- _Task prompt_:
Only the number is wanted: how many lines hold the word "Sales"?

[Extracts from a graphics dataset]
⁂

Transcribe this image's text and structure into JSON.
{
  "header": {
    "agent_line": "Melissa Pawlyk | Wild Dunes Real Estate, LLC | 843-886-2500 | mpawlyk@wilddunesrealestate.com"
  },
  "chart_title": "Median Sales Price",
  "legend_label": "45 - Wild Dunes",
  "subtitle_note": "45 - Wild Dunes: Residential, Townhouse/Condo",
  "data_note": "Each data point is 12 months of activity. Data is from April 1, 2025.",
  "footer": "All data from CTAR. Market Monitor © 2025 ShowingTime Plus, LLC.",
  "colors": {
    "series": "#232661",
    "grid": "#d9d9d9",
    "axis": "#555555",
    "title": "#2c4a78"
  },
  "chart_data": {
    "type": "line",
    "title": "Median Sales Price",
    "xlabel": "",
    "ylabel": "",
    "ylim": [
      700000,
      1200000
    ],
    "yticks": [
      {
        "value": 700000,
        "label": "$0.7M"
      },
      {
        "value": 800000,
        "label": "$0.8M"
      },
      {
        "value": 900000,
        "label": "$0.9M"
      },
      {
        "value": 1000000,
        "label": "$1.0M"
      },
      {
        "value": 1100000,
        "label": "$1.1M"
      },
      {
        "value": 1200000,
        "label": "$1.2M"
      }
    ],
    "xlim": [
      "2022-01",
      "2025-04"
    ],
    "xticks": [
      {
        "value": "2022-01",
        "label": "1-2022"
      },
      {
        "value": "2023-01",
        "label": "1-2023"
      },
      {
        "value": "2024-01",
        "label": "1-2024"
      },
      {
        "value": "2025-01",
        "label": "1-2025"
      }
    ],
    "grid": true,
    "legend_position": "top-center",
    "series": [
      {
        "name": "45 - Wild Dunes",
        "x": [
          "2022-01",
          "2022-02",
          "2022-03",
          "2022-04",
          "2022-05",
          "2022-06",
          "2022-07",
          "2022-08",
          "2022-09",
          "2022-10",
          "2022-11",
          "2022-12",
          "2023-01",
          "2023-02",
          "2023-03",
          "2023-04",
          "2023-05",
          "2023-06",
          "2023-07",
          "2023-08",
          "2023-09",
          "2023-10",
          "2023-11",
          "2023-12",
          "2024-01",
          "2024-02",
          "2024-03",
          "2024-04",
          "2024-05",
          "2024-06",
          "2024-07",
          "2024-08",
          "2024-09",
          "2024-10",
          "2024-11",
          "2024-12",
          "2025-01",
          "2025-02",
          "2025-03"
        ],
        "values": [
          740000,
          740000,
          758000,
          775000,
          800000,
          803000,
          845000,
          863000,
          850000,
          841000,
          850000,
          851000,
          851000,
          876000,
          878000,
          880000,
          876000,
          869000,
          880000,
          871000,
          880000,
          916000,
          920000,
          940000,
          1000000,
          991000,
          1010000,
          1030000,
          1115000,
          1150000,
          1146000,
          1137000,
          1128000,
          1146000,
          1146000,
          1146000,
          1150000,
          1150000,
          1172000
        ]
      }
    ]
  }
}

⁂

- _Result_:
2